[Task directions]
Print the complete set of entries exactly.

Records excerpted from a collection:
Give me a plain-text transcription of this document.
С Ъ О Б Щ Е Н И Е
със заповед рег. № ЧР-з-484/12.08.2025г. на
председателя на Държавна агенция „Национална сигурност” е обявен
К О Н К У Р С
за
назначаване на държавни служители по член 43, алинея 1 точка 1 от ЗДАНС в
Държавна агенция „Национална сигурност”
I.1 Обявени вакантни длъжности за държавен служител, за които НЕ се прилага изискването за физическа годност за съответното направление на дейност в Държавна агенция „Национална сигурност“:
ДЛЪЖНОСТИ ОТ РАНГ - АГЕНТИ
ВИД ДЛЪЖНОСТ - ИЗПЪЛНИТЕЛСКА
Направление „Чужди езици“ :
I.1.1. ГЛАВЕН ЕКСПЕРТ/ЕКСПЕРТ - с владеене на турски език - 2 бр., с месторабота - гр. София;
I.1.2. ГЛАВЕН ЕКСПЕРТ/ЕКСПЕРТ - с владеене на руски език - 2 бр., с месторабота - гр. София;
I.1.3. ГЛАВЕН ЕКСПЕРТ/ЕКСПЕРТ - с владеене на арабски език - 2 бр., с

[Written reply]
Give me a plain-text transcription of this document.
С Ъ О Б Щ Е Н И Е
със заповед рег. № ЧР-з-484/12.08.2025г. на
председателя на Държавна агенция „Национална сигурност” е обявен
К О Н К У Р С
за
назначаване на държавни служители по член 43, алинея 1 точка 1 от ЗДАНС в
Държавна агенция „Национална сигурност”
I.1 Обявени вакантни длъжности за държавен служител, за които НЕ се прилага изискването за физическа годност за съответното направление на дейност в Държавна агенция „Национална сигурност“:
ДЛЪЖНОСТИ ОТ РАНГ - АГЕНТИ
ВИД ДЛЪЖНОСТ - ИЗПЪЛНИТЕЛСКА
Направление „Чужди езици“ :
I.1.1. ГЛАВЕН ЕКСПЕРТ/ЕКСПЕРТ - с владеене на турски език - 2 бр., с месторабота - гр. София;
I.1.2. ГЛАВЕН ЕКСПЕРТ/ЕКСПЕРТ - с владеене на руски език - 2 бр., с месторабота - гр. София;
I.1.3. ГЛАВЕН ЕКСПЕРТ/ЕКСПЕРТ - с владеене на арабски език - 2 бр., с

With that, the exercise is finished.